▶ _Task details_
Filter the entries below, keeping only lines with the word "sirovina".

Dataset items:
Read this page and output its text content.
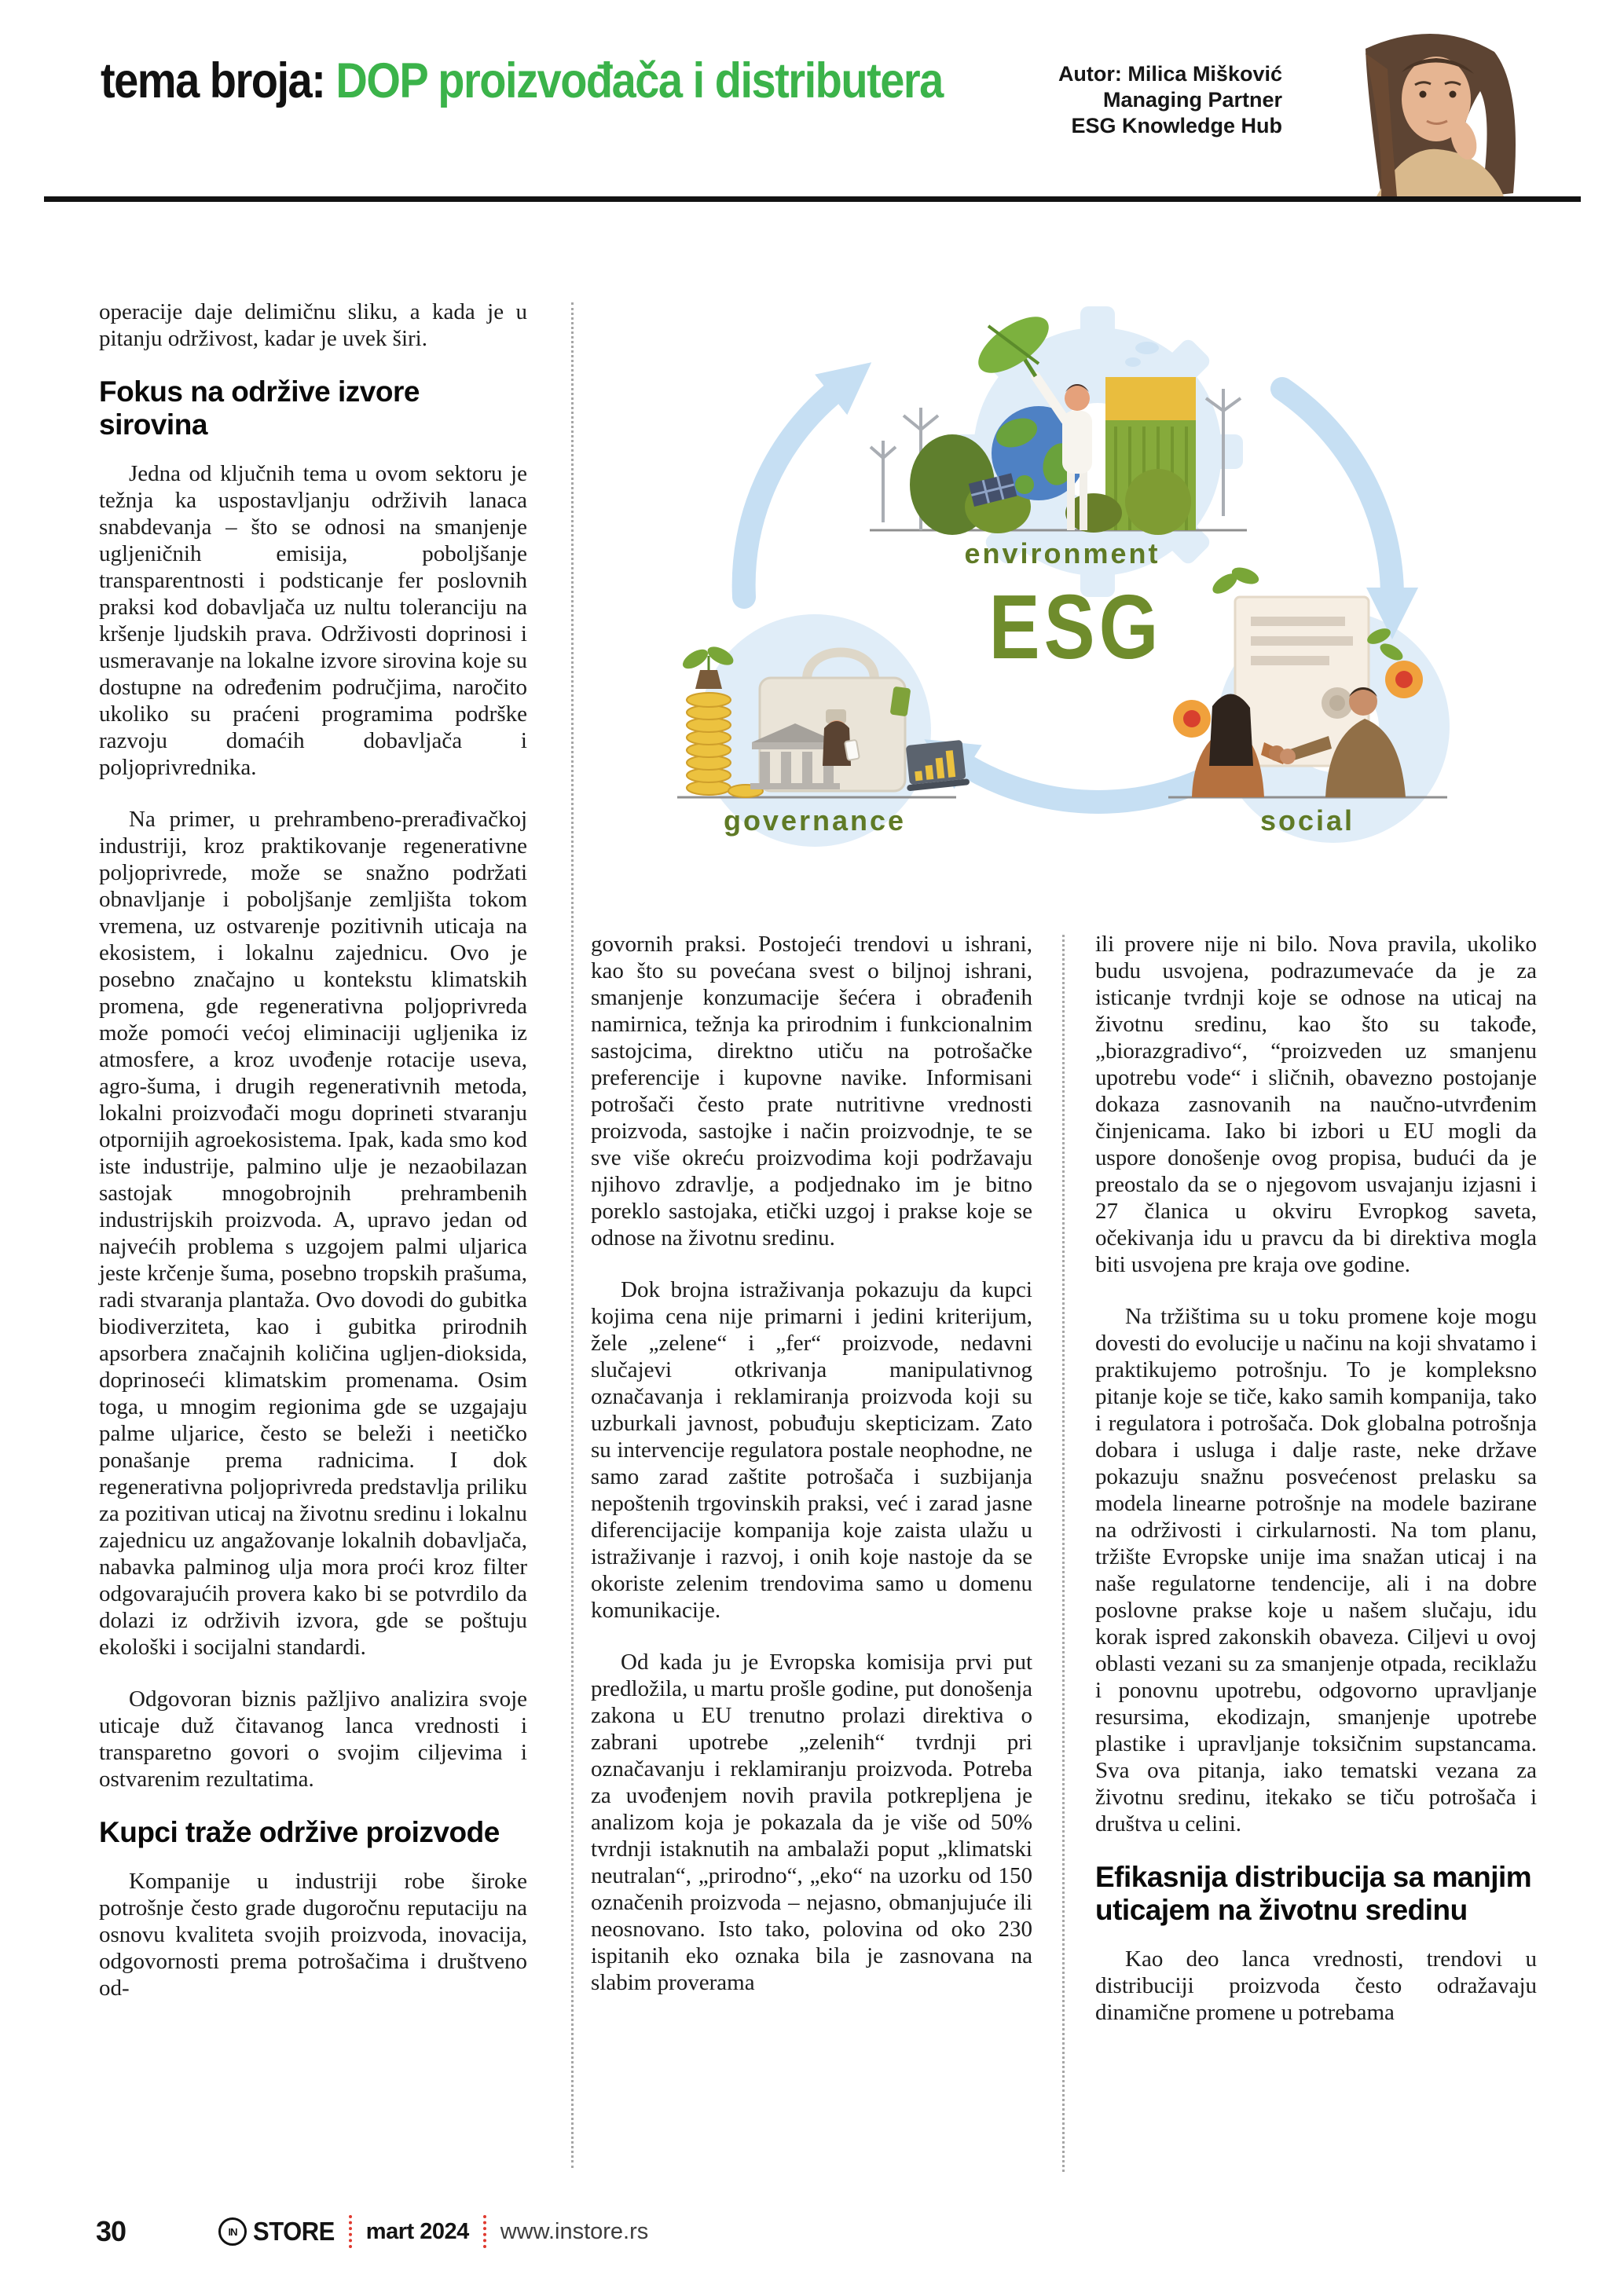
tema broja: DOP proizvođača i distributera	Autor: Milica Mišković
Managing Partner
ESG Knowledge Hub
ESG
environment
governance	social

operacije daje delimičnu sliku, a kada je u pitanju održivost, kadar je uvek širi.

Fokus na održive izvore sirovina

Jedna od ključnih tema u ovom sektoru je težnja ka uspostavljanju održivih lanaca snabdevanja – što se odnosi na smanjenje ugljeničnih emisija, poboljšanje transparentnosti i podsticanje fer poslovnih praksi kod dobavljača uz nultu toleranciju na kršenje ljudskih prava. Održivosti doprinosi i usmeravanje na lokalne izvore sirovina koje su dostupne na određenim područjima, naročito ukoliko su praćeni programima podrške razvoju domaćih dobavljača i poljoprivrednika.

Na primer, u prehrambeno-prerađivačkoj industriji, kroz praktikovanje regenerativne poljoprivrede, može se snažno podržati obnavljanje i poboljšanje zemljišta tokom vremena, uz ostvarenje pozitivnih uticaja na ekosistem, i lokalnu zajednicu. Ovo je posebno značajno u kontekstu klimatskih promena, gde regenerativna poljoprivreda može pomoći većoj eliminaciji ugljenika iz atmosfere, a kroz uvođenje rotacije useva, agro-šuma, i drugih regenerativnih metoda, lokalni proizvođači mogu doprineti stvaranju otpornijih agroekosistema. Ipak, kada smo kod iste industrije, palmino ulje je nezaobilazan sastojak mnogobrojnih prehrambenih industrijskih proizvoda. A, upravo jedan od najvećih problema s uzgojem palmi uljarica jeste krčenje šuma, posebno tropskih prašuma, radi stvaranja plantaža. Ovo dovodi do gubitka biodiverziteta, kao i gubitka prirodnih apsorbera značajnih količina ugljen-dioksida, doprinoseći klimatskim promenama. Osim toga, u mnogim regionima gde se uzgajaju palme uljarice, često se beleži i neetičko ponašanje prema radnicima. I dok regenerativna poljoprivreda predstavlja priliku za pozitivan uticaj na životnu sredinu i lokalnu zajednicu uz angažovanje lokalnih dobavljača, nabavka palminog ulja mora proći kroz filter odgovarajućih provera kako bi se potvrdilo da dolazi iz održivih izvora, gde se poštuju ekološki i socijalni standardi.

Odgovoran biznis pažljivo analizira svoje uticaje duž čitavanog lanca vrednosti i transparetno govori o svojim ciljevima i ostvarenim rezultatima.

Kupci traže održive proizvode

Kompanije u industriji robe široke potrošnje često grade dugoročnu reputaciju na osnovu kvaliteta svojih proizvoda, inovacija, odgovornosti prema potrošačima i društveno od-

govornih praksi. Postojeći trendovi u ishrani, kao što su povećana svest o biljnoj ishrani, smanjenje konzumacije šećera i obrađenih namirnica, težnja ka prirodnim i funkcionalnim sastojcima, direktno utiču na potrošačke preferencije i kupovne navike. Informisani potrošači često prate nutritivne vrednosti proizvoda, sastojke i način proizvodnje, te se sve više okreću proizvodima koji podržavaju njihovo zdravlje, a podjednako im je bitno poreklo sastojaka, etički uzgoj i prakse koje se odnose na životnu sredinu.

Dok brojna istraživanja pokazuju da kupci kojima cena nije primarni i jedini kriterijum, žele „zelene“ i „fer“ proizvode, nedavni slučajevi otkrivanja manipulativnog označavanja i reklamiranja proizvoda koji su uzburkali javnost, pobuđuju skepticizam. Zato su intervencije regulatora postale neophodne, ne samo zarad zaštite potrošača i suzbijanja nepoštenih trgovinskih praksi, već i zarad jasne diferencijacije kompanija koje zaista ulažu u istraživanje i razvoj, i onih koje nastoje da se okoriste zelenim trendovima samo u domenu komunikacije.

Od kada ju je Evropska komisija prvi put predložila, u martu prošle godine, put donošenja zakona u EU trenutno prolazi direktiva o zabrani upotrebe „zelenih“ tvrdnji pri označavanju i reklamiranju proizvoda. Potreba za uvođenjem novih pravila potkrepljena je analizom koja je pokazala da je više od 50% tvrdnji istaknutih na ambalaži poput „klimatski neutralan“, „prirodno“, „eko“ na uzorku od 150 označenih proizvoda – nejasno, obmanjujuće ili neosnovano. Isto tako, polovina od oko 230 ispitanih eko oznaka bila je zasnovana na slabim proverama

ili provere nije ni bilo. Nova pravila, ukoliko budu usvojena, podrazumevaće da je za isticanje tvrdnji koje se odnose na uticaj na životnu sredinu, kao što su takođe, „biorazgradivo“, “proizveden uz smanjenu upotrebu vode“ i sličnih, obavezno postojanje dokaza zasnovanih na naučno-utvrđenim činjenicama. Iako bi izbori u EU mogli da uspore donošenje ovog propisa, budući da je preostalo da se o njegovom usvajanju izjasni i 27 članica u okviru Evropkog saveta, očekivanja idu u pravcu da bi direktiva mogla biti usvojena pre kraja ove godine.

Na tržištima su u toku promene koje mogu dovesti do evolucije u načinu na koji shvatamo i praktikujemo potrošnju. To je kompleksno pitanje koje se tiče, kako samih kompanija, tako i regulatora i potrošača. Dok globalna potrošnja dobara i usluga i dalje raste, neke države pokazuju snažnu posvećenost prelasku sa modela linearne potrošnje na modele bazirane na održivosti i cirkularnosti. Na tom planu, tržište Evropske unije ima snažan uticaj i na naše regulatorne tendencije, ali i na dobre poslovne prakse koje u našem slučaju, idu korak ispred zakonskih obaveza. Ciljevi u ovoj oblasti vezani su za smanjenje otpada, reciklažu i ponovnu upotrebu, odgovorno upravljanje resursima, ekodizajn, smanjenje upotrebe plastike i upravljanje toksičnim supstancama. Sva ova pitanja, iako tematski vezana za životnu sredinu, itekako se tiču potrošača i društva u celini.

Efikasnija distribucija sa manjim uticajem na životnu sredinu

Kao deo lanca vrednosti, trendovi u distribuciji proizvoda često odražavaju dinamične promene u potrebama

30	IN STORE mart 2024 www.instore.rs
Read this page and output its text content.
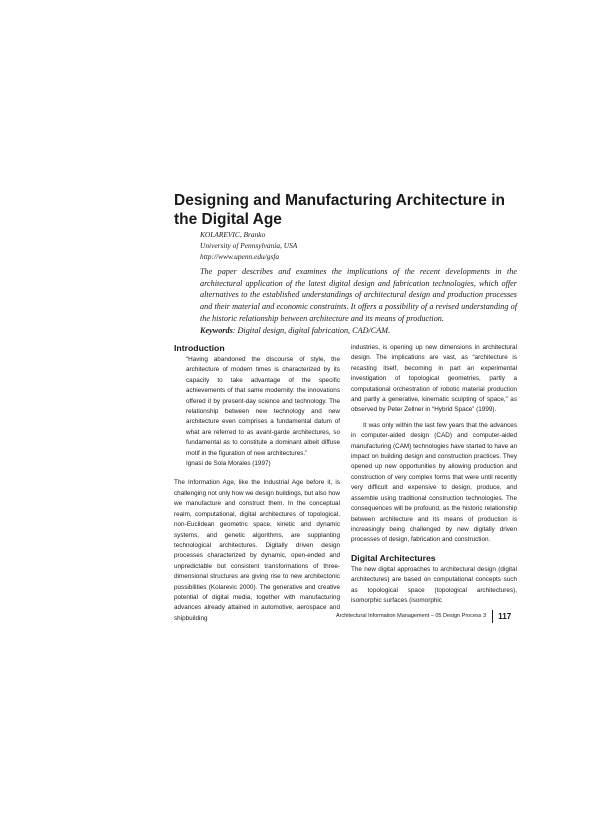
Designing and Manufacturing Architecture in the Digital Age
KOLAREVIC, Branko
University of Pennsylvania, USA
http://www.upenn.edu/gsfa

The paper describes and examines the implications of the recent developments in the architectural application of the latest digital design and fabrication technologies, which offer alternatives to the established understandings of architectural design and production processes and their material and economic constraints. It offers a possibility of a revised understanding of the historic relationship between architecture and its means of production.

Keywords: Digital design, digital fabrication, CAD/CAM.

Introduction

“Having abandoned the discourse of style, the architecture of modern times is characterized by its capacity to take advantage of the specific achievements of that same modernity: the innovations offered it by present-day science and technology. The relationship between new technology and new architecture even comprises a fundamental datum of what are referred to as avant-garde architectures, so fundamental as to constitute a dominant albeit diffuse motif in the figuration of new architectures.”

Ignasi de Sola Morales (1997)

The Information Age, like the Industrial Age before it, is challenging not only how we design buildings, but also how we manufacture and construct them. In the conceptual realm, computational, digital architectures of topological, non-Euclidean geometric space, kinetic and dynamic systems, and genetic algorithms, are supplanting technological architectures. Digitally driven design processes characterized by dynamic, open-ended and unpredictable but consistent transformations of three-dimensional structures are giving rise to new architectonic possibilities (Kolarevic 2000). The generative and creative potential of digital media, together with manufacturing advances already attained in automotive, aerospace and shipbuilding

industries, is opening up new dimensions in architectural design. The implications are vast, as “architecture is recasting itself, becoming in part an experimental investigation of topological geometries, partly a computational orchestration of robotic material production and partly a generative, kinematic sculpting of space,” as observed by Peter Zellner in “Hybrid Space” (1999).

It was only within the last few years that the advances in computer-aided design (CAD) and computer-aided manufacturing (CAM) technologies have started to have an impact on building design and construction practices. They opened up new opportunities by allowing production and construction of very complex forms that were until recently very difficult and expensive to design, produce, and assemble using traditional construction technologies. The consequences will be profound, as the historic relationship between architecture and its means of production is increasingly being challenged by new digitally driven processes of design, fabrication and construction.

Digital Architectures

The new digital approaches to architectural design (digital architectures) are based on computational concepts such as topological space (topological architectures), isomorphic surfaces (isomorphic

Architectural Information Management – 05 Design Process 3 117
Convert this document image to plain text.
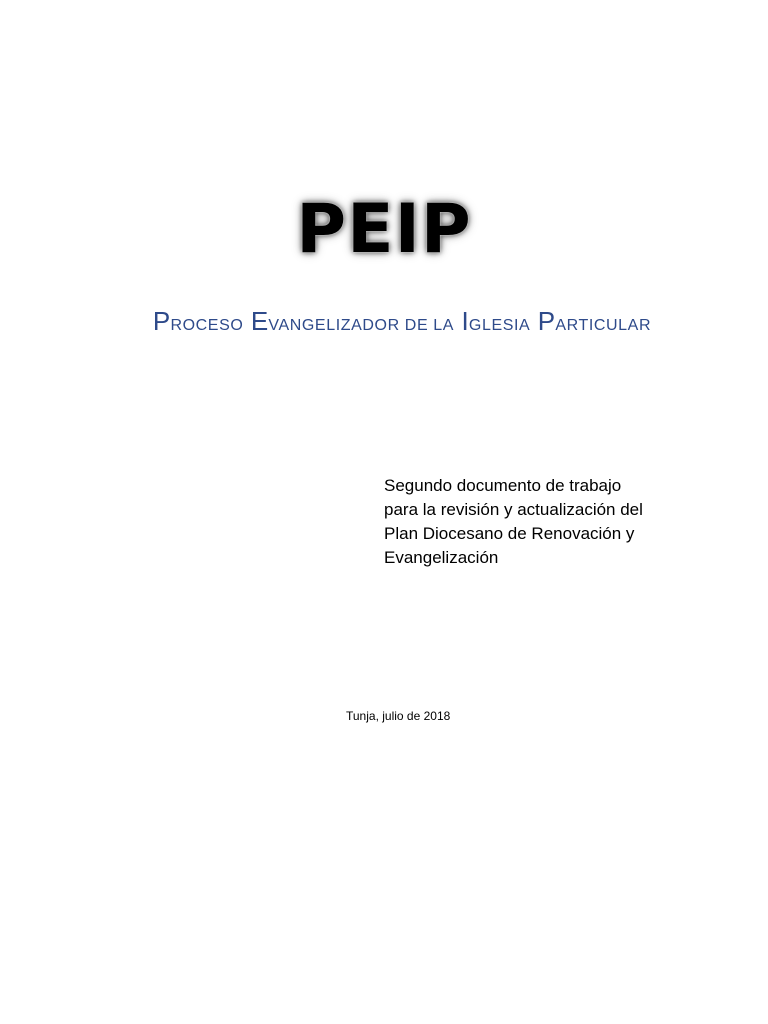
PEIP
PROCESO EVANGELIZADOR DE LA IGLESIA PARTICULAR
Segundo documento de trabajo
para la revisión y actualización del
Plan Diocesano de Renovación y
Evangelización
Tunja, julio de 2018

▶ _Correct output_
Fokus na održive izvore sirovina
Jedna od ključnih tema u ovom sektoru je težnja ka uspostavljanju održivih lanaca snabdevanja – što se odnosi na smanjenje ugljeničnih emisija, poboljšanje transparentnosti i podsticanje fer poslovnih praksi kod dobavljača uz nultu toleranciju na kršenje ljudskih prava. Održivosti doprinosi i usmeravanje na lokalne izvore sirovina koje su dostupne na određenim područjima, naročito ukoliko su praćeni programima podrške razvoju domaćih dobavljača i poljoprivrednika.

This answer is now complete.